[Data entries]
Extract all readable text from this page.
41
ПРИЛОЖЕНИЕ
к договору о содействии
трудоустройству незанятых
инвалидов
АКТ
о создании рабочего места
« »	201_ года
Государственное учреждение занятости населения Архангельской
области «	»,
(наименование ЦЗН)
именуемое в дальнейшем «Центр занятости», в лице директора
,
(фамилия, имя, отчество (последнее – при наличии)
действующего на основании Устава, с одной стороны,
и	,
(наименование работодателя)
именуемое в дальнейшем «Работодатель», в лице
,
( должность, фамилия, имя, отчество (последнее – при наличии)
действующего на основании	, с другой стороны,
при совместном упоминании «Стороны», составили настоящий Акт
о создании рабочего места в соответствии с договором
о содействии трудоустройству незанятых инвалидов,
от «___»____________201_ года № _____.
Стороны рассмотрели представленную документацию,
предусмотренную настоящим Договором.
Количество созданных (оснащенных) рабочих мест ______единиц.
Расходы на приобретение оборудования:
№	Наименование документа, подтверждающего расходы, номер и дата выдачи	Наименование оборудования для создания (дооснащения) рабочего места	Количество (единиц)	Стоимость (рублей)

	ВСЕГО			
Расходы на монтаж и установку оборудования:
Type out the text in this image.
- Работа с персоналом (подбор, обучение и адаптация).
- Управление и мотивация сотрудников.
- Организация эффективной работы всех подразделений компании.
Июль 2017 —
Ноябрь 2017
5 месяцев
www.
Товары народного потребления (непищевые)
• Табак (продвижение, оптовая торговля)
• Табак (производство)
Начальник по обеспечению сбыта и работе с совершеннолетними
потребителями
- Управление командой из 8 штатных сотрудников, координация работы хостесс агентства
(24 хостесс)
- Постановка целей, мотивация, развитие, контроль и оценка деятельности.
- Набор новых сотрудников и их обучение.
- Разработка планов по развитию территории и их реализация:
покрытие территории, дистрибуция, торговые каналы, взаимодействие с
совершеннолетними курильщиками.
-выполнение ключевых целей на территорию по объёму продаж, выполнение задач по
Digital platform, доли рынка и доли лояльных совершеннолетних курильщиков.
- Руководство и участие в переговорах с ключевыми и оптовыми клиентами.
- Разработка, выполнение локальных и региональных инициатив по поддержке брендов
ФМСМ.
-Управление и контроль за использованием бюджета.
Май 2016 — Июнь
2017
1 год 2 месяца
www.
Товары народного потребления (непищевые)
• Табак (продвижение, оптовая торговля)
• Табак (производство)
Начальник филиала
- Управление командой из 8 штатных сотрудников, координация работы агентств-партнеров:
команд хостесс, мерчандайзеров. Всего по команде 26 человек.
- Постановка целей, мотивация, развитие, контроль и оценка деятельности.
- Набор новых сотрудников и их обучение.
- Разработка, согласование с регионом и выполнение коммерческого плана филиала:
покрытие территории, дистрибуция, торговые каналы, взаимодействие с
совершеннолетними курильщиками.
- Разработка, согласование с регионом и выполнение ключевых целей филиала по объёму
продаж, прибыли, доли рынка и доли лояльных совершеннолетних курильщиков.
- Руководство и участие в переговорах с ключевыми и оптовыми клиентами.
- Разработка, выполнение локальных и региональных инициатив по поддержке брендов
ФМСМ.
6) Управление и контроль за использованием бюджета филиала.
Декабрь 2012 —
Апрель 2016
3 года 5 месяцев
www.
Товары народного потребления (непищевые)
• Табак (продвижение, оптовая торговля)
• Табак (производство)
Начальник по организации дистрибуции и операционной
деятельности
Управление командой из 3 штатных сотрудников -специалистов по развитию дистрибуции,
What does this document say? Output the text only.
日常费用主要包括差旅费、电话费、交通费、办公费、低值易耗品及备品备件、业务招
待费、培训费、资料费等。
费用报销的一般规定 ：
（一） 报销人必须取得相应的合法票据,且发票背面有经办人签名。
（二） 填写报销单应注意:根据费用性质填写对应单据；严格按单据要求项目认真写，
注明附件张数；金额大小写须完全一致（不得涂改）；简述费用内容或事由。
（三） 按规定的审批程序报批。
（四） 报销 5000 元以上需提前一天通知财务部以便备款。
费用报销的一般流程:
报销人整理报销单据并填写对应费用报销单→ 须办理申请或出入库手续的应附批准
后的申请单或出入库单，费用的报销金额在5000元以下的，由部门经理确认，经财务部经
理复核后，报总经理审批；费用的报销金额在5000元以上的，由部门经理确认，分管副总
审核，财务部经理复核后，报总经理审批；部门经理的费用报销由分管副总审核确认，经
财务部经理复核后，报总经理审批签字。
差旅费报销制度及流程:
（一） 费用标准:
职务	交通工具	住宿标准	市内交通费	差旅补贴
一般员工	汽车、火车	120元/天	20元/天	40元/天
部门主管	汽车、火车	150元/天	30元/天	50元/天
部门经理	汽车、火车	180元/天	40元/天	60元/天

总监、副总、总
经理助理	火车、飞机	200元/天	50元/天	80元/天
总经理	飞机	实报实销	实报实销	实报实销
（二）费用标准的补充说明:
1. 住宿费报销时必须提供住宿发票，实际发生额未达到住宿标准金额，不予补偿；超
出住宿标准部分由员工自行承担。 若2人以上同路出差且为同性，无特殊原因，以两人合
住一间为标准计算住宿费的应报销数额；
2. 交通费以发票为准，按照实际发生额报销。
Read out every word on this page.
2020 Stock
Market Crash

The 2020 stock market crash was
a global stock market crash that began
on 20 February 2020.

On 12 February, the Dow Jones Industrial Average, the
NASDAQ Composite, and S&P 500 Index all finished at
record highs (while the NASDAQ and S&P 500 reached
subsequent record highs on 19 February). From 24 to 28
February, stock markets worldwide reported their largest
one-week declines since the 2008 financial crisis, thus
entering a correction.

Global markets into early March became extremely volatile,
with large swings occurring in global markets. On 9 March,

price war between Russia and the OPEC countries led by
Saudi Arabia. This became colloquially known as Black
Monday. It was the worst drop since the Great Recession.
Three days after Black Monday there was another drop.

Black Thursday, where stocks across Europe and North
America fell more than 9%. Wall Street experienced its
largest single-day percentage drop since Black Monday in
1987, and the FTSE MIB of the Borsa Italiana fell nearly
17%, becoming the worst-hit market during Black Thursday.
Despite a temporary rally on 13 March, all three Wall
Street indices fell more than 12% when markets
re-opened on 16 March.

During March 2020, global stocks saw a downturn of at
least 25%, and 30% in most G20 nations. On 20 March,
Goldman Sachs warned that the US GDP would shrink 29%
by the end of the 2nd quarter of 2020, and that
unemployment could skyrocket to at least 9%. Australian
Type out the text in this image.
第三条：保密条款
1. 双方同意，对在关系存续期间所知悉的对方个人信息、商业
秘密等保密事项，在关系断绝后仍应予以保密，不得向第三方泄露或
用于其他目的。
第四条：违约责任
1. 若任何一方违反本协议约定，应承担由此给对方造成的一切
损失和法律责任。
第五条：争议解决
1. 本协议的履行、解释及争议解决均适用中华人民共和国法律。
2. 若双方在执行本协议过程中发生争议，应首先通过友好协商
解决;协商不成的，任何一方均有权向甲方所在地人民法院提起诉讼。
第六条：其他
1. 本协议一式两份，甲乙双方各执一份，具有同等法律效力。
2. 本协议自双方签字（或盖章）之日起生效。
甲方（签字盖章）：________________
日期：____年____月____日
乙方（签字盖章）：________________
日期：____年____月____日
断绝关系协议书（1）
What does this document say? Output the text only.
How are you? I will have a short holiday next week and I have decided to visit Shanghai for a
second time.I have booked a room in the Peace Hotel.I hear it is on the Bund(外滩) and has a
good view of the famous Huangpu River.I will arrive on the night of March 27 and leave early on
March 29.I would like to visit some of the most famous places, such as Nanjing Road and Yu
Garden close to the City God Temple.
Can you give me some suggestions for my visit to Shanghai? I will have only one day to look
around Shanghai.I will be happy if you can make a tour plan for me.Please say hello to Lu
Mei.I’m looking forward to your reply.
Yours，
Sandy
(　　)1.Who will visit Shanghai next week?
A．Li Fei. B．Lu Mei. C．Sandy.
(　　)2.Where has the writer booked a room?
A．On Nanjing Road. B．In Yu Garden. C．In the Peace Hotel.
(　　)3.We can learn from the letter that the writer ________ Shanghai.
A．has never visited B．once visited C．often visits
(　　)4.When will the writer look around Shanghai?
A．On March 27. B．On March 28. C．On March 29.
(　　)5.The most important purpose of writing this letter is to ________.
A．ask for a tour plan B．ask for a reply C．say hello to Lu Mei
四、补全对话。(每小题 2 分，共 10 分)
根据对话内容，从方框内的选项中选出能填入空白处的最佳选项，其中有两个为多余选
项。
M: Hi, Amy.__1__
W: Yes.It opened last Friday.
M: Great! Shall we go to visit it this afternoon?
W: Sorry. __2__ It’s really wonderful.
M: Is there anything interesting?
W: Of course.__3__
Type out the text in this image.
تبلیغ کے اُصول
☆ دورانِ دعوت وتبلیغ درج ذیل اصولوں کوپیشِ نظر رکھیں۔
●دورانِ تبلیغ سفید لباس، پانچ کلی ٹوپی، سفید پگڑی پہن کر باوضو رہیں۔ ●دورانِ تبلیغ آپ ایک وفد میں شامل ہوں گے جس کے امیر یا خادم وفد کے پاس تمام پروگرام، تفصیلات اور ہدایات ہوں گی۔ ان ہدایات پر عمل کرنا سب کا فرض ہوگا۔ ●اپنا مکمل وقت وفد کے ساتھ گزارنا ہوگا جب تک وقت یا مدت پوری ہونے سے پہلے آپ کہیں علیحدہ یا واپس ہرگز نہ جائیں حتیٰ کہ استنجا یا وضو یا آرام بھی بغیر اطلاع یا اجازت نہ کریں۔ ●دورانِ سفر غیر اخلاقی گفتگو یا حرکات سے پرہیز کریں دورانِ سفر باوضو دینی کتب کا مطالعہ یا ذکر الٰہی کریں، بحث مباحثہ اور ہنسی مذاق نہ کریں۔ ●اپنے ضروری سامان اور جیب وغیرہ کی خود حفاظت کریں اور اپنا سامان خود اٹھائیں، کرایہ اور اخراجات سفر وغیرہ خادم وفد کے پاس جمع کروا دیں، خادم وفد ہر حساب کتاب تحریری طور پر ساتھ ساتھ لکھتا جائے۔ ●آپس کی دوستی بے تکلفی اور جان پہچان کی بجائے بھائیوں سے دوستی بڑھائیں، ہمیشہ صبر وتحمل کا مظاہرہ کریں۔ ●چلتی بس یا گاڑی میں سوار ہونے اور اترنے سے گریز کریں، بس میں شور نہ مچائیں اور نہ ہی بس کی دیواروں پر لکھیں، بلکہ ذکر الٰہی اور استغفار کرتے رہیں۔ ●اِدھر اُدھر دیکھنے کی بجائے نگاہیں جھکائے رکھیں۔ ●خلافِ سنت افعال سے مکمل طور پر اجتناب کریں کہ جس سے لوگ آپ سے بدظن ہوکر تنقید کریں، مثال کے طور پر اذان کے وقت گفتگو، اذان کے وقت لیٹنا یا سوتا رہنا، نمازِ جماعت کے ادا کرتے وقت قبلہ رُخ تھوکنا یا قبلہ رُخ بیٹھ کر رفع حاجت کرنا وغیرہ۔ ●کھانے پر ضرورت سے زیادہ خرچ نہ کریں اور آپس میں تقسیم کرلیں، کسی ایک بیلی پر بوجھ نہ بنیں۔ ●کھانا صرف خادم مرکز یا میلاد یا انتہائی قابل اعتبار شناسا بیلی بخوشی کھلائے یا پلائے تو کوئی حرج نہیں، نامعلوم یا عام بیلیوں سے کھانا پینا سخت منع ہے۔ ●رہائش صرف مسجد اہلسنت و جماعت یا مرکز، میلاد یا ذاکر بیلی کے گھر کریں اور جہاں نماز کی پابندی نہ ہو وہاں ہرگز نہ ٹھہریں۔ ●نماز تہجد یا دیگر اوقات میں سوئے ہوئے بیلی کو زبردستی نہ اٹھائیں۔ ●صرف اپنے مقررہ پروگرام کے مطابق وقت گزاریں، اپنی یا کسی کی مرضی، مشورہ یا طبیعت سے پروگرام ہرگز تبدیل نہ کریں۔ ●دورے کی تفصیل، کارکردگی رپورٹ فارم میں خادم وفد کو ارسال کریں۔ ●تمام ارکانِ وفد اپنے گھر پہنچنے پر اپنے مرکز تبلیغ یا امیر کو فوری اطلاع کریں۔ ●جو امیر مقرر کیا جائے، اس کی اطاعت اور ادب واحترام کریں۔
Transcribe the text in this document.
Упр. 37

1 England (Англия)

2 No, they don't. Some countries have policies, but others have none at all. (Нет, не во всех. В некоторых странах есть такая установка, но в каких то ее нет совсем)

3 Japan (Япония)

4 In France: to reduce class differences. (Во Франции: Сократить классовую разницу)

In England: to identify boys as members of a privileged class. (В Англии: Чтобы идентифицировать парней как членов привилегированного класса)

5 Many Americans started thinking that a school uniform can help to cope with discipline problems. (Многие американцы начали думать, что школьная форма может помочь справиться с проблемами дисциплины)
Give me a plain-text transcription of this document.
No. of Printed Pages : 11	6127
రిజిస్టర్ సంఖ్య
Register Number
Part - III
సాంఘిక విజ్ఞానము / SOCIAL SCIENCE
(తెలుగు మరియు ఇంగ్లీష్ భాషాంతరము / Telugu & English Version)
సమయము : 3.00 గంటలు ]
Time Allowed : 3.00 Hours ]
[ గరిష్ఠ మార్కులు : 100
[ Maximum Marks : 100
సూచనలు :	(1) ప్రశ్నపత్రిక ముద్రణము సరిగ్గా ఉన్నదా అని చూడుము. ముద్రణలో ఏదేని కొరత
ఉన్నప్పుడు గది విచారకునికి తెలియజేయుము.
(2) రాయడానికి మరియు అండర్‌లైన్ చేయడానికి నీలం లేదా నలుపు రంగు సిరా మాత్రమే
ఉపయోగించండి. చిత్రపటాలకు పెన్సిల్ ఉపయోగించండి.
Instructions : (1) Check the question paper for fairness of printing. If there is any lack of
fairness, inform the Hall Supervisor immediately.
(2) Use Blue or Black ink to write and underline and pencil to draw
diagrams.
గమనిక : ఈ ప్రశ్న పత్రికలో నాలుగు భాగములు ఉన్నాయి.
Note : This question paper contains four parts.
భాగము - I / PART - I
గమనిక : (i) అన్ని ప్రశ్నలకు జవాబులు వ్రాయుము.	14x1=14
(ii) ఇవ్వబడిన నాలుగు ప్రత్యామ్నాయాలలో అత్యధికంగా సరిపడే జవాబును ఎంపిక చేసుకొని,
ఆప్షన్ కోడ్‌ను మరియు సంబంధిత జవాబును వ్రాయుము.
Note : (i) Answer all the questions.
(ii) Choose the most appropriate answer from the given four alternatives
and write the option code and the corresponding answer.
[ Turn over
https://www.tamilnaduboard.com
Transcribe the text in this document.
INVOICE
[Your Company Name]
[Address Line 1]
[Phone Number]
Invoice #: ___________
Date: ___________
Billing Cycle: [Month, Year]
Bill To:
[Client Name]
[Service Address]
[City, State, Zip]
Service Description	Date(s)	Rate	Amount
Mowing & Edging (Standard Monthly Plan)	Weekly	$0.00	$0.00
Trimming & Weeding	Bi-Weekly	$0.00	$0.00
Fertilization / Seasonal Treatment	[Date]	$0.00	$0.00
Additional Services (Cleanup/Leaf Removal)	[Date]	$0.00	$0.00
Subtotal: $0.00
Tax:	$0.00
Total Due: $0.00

- Description of the task
Identify each line holding the string "Note", and copy it out.

- Reply to the exercise
Note : This question paper contains four parts.
Note : (i) Answer all the questions.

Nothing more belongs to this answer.